## WHAT TO WORK ON
Reproduce each record exactly.
******
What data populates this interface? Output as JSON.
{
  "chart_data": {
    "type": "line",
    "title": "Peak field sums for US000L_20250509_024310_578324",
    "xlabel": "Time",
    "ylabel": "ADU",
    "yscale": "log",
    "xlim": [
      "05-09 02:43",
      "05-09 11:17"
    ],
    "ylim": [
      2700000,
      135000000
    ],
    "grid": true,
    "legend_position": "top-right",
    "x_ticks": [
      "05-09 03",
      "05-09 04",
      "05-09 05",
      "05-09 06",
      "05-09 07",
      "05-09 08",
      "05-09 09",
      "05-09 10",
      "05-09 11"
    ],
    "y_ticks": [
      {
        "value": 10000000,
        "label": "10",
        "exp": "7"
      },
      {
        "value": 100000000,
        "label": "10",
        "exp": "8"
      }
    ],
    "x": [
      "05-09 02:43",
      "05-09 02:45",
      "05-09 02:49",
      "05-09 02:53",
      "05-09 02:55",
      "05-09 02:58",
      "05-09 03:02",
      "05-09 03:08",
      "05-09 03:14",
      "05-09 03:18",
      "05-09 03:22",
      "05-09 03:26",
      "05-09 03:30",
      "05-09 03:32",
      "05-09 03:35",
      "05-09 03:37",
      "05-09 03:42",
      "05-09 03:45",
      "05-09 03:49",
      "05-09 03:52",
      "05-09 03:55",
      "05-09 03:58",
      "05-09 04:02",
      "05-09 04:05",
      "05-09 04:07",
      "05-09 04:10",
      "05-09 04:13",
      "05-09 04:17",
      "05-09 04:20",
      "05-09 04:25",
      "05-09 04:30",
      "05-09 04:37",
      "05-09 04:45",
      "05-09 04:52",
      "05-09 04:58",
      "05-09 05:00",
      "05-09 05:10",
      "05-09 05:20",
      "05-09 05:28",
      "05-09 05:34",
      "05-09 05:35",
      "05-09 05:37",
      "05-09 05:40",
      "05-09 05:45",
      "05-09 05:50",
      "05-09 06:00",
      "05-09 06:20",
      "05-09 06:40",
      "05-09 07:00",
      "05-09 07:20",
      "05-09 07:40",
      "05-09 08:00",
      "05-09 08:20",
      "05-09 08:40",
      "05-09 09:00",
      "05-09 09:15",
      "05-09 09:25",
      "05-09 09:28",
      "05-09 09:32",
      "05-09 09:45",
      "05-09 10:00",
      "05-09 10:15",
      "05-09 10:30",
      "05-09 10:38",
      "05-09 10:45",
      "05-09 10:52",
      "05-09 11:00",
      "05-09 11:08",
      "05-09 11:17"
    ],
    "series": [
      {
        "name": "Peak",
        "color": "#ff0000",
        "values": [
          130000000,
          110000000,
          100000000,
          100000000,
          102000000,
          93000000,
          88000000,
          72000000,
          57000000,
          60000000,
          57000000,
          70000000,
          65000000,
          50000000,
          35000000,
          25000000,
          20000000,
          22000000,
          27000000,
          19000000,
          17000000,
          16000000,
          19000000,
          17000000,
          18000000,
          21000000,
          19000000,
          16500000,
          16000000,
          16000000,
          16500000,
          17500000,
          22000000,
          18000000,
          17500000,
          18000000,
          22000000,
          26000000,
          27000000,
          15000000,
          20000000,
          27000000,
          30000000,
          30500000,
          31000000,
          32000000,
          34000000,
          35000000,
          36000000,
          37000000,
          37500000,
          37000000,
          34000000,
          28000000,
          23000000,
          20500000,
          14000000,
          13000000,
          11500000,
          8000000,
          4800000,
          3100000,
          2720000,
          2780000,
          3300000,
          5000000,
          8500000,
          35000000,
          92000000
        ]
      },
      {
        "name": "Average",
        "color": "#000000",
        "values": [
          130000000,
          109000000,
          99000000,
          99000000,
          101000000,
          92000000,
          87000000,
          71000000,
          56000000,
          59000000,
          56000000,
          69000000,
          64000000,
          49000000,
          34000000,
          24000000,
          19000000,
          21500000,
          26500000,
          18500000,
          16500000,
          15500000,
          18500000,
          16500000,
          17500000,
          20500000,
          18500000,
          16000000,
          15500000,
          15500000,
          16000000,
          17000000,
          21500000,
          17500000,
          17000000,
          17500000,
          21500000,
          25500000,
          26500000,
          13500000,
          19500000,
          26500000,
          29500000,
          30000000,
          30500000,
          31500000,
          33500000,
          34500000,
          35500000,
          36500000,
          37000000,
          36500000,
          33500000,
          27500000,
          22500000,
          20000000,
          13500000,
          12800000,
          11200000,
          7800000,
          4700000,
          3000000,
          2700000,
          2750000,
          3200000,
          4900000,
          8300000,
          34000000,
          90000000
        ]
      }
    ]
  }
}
******
## RESPONSE TO THE TASK
What data populates this interface? Output as JSON.
{
  "chart_data": {
    "type": "line",
    "title": "Peak field sums for US000L_20250509_024310_578324",
    "xlabel": "Time",
    "ylabel": "ADU",
    "yscale": "log",
    "xlim": [
      "05-09 02:43",
      "05-09 11:17"
    ],
    "ylim": [
      2700000,
      135000000
    ],
    "grid": true,
    "legend_position": "top-right",
    "x_ticks": [
      "05-09 03",
      "05-09 04",
      "05-09 05",
      "05-09 06",
      "05-09 07",
      "05-09 08",
      "05-09 09",
      "05-09 10",
      "05-09 11"
    ],
    "y_ticks": [
      {
        "value": 10000000,
        "label": "10",
        "exp": "7"
      },
      {
        "value": 100000000,
        "label": "10",
        "exp": "8"
      }
    ],
    "x": [
      "05-09 02:43",
      "05-09 02:45",
      "05-09 02:49",
      "05-09 02:53",
      "05-09 02:55",
      "05-09 02:58",
      "05-09 03:02",
      "05-09 03:08",
      "05-09 03:14",
      "05-09 03:18",
      "05-09 03:22",
      "05-09 03:26",
      "05-09 03:30",
      "05-09 03:32",
      "05-09 03:35",
      "05-09 03:37",
      "05-09 03:42",
      "05-09 03:45",
      "05-09 03:49",
      "05-09 03:52",
      "05-09 03:55",
      "05-09 03:58",
      "05-09 04:02",
      "05-09 04:05",
      "05-09 04:07",
      "05-09 04:10",
      "05-09 04:13",
      "05-09 04:17",
      "05-09 04:20",
      "05-09 04:25",
      "05-09 04:30",
      "05-09 04:37",
      "05-09 04:45",
      "05-09 04:52",
      "05-09 04:58",
      "05-09 05:00",
      "05-09 05:10",
      "05-09 05:20",
      "05-09 05:28",
      "05-09 05:34",
      "05-09 05:35",
      "05-09 05:37",
      "05-09 05:40",
      "05-09 05:45",
      "05-09 05:50",
      "05-09 06:00",
      "05-09 06:20",
      "05-09 06:40",
      "05-09 07:00",
      "05-09 07:20",
      "05-09 07:40",
      "05-09 08:00",
      "05-09 08:20",
      "05-09 08:40",
      "05-09 09:00",
      "05-09 09:15",
      "05-09 09:25",
      "05-09 09:28",
      "05-09 09:32",
      "05-09 09:45",
      "05-09 10:00",
      "05-09 10:15",
      "05-09 10:30",
      "05-09 10:38",
      "05-09 10:45",
      "05-09 10:52",
      "05-09 11:00",
      "05-09 11:08",
      "05-09 11:17"
    ],
    "series": [
      {
        "name": "Peak",
        "color": "#ff0000",
        "values": [
          130000000,
          110000000,
          100000000,
          100000000,
          102000000,
          93000000,
          88000000,
          72000000,
          57000000,
          60000000,
          57000000,
          70000000,
          65000000,
          50000000,
          35000000,
          25000000,
          20000000,
          22000000,
          27000000,
          19000000,
          17000000,
          16000000,
          19000000,
          17000000,
          18000000,
          21000000,
          19000000,
          16500000,
          16000000,
          16000000,
          16500000,
          17500000,
          22000000,
          18000000,
          17500000,
          18000000,
          22000000,
          26000000,
          27000000,
          15000000,
          20000000,
          27000000,
          30000000,
          30500000,
          31000000,
          32000000,
          34000000,
          35000000,
          36000000,
          37000000,
          37500000,
          37000000,
          34000000,
          28000000,
          23000000,
          20500000,
          14000000,
          13000000,
          11500000,
          8000000,
          4800000,
          3100000,
          2720000,
          2780000,
          3300000,
          5000000,
          8500000,
          35000000,
          92000000
        ]
      },
      {
        "name": "Average",
        "color": "#000000",
        "values": [
          130000000,
          109000000,
          99000000,
          99000000,
          101000000,
          92000000,
          87000000,
          71000000,
          56000000,
          59000000,
          56000000,
          69000000,
          64000000,
          49000000,
          34000000,
          24000000,
          19000000,
          21500000,
          26500000,
          18500000,
          16500000,
          15500000,
          18500000,
          16500000,
          17500000,
          20500000,
          18500000,
          16000000,
          15500000,
          15500000,
          16000000,
          17000000,
          21500000,
          17500000,
          17000000,
          17500000,
          21500000,
          25500000,
          26500000,
          13500000,
          19500000,
          26500000,
          29500000,
          30000000,
          30500000,
          31500000,
          33500000,
          34500000,
          35500000,
          36500000,
          37000000,
          36500000,
          33500000,
          27500000,
          22500000,
          20000000,
          13500000,
          12800000,
          11200000,
          7800000,
          4700000,
          3000000,
          2700000,
          2750000,
          3200000,
          4900000,
          8300000,
          34000000,
          90000000
        ]
      }
    ]
  }
}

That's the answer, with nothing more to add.